Transcribe a Local File

This example shows how to analyze a local audio file (an audio file on your computer) using Deepgram's SDKs. In your terminal, create a new file in your project's location, and populate it with the code. (Be sure to replace the audio filename with a path/filename of an audio file on your computer.)

// index.js (node example)

const { createClient } = require("@deepgram/sdk");
const fs = require("fs");

const transcribeFile = async () => {
  // STEP 1: Create a Deepgram client using the API key
  const deepgram = createClient(process.env.DEEPGRAM_API_KEY);

  // STEP 2: Call the transcribeFile method with the audio payload and options
  const { result, error } = await deepgram.listen.prerecorded.transcribeFile(
    // path to the audio file
    fs.readFileSync("spacewalk.mp3"),
    // STEP 3: Configure Deepgram options for audio analysis
    {
      model: "nova-2",
      smart_format: true,
    }
  );

  if (error) throw error;
  // STEP 4: Print the results
  if (!error) console.dir(result, { depth: null });
};

transcribeFile();
# main.py (python example)

import os
from dotenv import load_dotenv

from deepgram import (
    DeepgramClient,
    PrerecordedOptions,
    FileSource,
)

load_dotenv()

# Path to the audio file
AUDIO_FILE = "spacewalk.mp3"

API_KEY = os.getenv("DG_API_KEY")


def main():
    try:
        # STEP 1 Create a Deepgram client using the API key
        deepgram = DeepgramClient(API_KEY)

        with open(AUDIO_FILE, "rb") as file:
            buffer_data = file.read()

        payload: FileSource = {
            "buffer": buffer_data,
        }

        #STEP 2: Configure Deepgram options for audio analysis
        options = PrerecordedOptions(
            model="nova-2",
            smart_format=True,
        )

        # STEP 3: Call the transcribe_file method with the text payload and options
        response = deepgram.listen.prerecorded.v("1").transcribe_file(payload, options)

        # STEP 4: Print the response
        print(response.to_json(indent=4))

    except Exception as e:
        print(f"Exception: {e}")


if __name__ == "__main__":
    main()

// Program.cs (.NET example)

using Deepgram;
using Deepgram.Models;
using Newtonsoft.Json;

var credentials = new Credentials("YOUR_API_KEY");

// STEP 1: Create a new DeepgramClient
var deepgramClient = new DeepgramClient(credentials);

// path to the audio file
using (FileStream fs = File.OpenRead("spacewalk.mp3"))
{
  // STEP 2: Make a prerecorded request to the Deepgram API
  var response = await deepgramClient.Transcription.Prerecorded.GetTranscriptionAsync(
  new StreamSource(
      fs,
      "audio/wav"),
  // STEP 3: Set the options for the transcription
  new PrerecordedTranscriptionOptions()
------------------------------------
## REQUESTS:
(1) Answer these questions about the Deepgram local-file transcription excerpt above:
(a) What does the introduction say to replace the audio filename with?
(b) In the Python example, which environment variable supplies the API key?
(c) In the .NET example, what content type string is passed along with the file stream?
(2) Write the next part of the Deepgram local-file transcription excerpt above, continuing from right after its final line.

## SUPPLIED INFORMATION:
------------------------------------
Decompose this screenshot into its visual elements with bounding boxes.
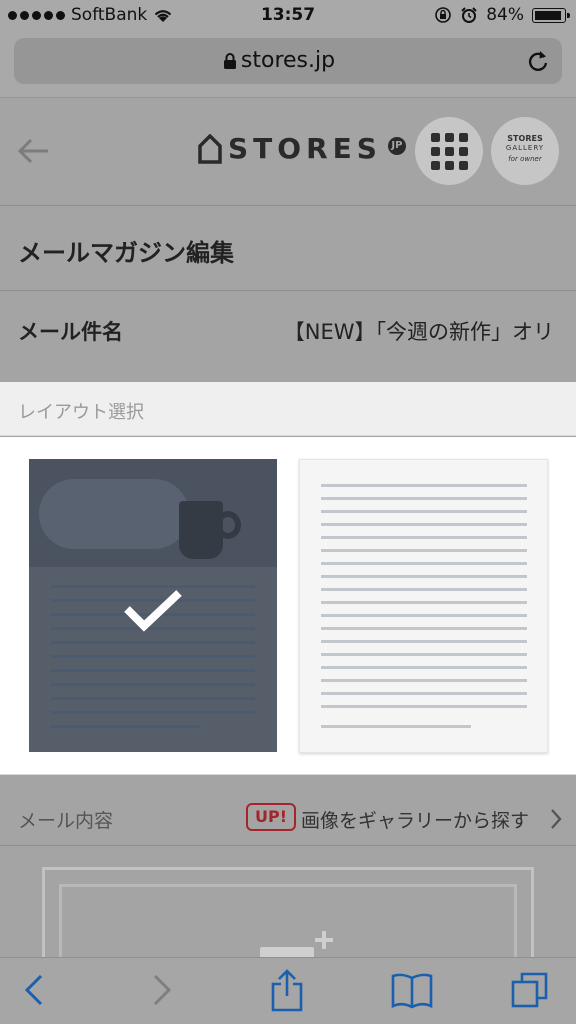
------------------------------------
## ANSWER LIST:
(1)
(a) A path/filename of an audio file on your computer.
(b) DG_API_KEY
(c) "audio/wav"

(2)
  {
    Model = "nova-2",
    SmartFormat = true,
  }
  );
  // STEP 4: Print the response
  Console.WriteLine(JsonConvert.SerializeObject(response));
}

// main.go (Go example)

package main

import (
	"context"
	"encoding/json"
	"fmt"
	"os"

	prettyjson "github.com/hokaccha/go-prettyjson"

	prerecorded "github.com/deepgram/deepgram-go-sdk/pkg/api/prerecorded/v1"
	interfaces "github.com/deepgram/deepgram-go-sdk/pkg/client/interfaces"
	client "github.com/deepgram/deepgram-go-sdk/pkg/client/prerecorded"
)

// path to the audio file
const (
	filePath string = "spacewalk.mp3"
)

func main() {
	// STEP 1: init Deepgram client library
	client.InitWithDefault()

	// STEP 2: define context to manage the lifecycle of the request
	ctx := context.Background()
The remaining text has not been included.